__MATERIAL FOR THIS TASK__.
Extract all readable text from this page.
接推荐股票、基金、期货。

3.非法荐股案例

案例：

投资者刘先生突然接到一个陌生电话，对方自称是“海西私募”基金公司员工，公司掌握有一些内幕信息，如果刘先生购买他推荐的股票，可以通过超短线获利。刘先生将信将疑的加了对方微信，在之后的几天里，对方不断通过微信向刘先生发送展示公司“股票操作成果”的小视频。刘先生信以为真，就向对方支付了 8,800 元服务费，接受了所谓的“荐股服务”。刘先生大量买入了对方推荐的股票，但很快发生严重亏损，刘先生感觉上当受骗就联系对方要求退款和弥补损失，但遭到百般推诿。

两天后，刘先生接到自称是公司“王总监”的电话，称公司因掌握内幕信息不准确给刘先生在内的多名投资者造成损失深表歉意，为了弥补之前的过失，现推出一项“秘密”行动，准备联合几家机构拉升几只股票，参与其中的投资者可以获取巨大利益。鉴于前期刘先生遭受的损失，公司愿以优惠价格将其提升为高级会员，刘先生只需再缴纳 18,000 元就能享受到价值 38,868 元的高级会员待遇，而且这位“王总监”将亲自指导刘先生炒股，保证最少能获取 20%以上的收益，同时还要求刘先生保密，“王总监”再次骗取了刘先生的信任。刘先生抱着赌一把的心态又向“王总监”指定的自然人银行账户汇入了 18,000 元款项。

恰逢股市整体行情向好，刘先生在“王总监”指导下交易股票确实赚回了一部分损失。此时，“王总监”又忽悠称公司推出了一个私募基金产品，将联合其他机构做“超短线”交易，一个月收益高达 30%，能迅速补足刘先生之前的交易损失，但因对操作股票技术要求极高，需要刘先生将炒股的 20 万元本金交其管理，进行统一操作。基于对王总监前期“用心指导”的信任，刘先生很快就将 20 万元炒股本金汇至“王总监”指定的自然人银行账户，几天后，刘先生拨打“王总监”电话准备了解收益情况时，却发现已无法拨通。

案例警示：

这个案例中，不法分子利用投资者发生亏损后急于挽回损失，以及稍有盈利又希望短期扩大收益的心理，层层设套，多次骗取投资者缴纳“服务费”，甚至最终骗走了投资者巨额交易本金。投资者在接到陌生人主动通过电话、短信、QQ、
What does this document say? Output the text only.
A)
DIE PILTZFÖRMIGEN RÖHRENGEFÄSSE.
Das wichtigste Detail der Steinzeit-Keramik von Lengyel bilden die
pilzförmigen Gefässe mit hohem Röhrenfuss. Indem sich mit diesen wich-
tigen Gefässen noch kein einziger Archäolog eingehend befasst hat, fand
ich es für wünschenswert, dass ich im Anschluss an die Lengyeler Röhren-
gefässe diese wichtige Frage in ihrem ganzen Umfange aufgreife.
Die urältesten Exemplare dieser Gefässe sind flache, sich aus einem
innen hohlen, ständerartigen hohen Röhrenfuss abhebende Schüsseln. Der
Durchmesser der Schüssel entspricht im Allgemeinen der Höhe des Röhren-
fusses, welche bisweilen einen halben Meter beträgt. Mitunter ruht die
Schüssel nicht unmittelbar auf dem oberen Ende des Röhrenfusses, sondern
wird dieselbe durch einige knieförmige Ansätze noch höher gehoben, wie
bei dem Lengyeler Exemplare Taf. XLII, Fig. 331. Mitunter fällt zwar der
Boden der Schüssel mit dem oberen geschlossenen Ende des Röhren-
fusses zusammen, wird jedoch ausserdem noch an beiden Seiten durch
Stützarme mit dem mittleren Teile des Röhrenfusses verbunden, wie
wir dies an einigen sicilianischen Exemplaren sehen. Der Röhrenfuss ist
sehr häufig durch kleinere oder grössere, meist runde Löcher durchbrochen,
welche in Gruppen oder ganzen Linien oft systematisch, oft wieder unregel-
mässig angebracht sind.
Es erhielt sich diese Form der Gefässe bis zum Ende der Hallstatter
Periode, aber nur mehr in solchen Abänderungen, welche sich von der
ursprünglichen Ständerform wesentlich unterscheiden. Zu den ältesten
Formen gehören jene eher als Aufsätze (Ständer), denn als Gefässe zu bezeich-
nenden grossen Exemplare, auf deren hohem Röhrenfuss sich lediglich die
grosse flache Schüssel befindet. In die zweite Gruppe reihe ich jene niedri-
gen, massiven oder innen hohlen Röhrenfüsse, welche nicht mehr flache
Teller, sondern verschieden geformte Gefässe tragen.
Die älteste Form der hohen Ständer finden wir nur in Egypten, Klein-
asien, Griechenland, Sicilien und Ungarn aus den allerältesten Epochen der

__YOUR TASK__. Send back all of the entries exactly, with nothing missing.

__EXPECTED ANSWER__.
Extract all readable text from this page.
接推荐股票、基金、期货。

3.非法荐股案例

案例：

投资者刘先生突然接到一个陌生电话，对方自称是“海西私募”基金公司员工，公司掌握有一些内幕信息，如果刘先生购买他推荐的股票，可以通过超短线获利。刘先生将信将疑的加了对方微信，在之后的几天里，对方不断通过微信向刘先生发送展示公司“股票操作成果”的小视频。刘先生信以为真，就向对方支付了 8,800 元服务费，接受了所谓的“荐股服务”。刘先生大量买入了对方推荐的股票，但很快发生严重亏损，刘先生感觉上当受骗就联系对方要求退款和弥补损失，但遭到百般推诿。

两天后，刘先生接到自称是公司“王总监”的电话，称公司因掌握内幕信息不准确给刘先生在内的多名投资者造成损失深表歉意，为了弥补之前的过失，现推出一项“秘密”行动，准备联合几家机构拉升几只股票，参与其中的投资者可以获取巨大利益。鉴于前期刘先生遭受的损失，公司愿以优惠价格将其提升为高级会员，刘先生只需再缴纳 18,000 元就能享受到价值 38,868 元的高级会员待遇，而且这位“王总监”将亲自指导刘先生炒股，保证最少能获取 20%以上的收益，同时还要求刘先生保密，“王总监”再次骗取了刘先生的信任。刘先生抱着赌一把的心态又向“王总监”指定的自然人银行账户汇入了 18,000 元款项。

恰逢股市整体行情向好，刘先生在“王总监”指导下交易股票确实赚回了一部分损失。此时，“王总监”又忽悠称公司推出了一个私募基金产品，将联合其他机构做“超短线”交易，一个月收益高达 30%，能迅速补足刘先生之前的交易损失，但因对操作股票技术要求极高，需要刘先生将炒股的 20 万元本金交其管理，进行统一操作。基于对王总监前期“用心指导”的信任，刘先生很快就将 20 万元炒股本金汇至“王总监”指定的自然人银行账户，几天后，刘先生拨打“王总监”电话准备了解收益情况时，却发现已无法拨通。

案例警示：

这个案例中，不法分子利用投资者发生亏损后急于挽回损失，以及稍有盈利又希望短期扩大收益的心理，层层设套，多次骗取投资者缴纳“服务费”，甚至最终骗走了投资者巨额交易本金。投资者在接到陌生人主动通过电话、短信、QQ、
What does this document say? Output the text only.
A)
DIE PILTZFÖRMIGEN RÖHRENGEFÄSSE.
Das wichtigste Detail der Steinzeit-Keramik von Lengyel bilden die
pilzförmigen Gefässe mit hohem Röhrenfuss. Indem sich mit diesen wich-
tigen Gefässen noch kein einziger Archäolog eingehend befasst hat, fand
ich es für wünschenswert, dass ich im Anschluss an die Lengyeler Röhren-
gefässe diese wichtige Frage in ihrem ganzen Umfange aufgreife.
Die urältesten Exemplare dieser Gefässe sind flache, sich aus einem
innen hohlen, ständerartigen hohen Röhrenfuss abhebende Schüsseln. Der
Durchmesser der Schüssel entspricht im Allgemeinen der Höhe des Röhren-
fusses, welche bisweilen einen halben Meter beträgt. Mitunter ruht die
Schüssel nicht unmittelbar auf dem oberen Ende des Röhrenfusses, sondern
wird dieselbe durch einige knieförmige Ansätze noch höher gehoben, wie
bei dem Lengyeler Exemplare Taf. XLII, Fig. 331. Mitunter fällt zwar der
Boden der Schüssel mit dem oberen geschlossenen Ende des Röhren-
fusses zusammen, wird jedoch ausserdem noch an beiden Seiten durch
Stützarme mit dem mittleren Teile des Röhrenfusses verbunden, wie
wir dies an einigen sicilianischen Exemplaren sehen. Der Röhrenfuss ist
sehr häufig durch kleinere oder grössere, meist runde Löcher durchbrochen,
welche in Gruppen oder ganzen Linien oft systematisch, oft wieder unregel-
mässig angebracht sind.
Es erhielt sich diese Form der Gefässe bis zum Ende der Hallstatter
Periode, aber nur mehr in solchen Abänderungen, welche sich von der
ursprünglichen Ständerform wesentlich unterscheiden. Zu den ältesten
Formen gehören jene eher als Aufsätze (Ständer), denn als Gefässe zu bezeich-
nenden grossen Exemplare, auf deren hohem Röhrenfuss sich lediglich die
grosse flache Schüssel befindet. In die zweite Gruppe reihe ich jene niedri-
gen, massiven oder innen hohlen Röhrenfüsse, welche nicht mehr flache
Teller, sondern verschieden geformte Gefässe tragen.
Die älteste Form der hohen Ständer finden wir nur in Egypten, Klein-
asien, Griechenland, Sicilien und Ungarn aus den allerältesten Epochen der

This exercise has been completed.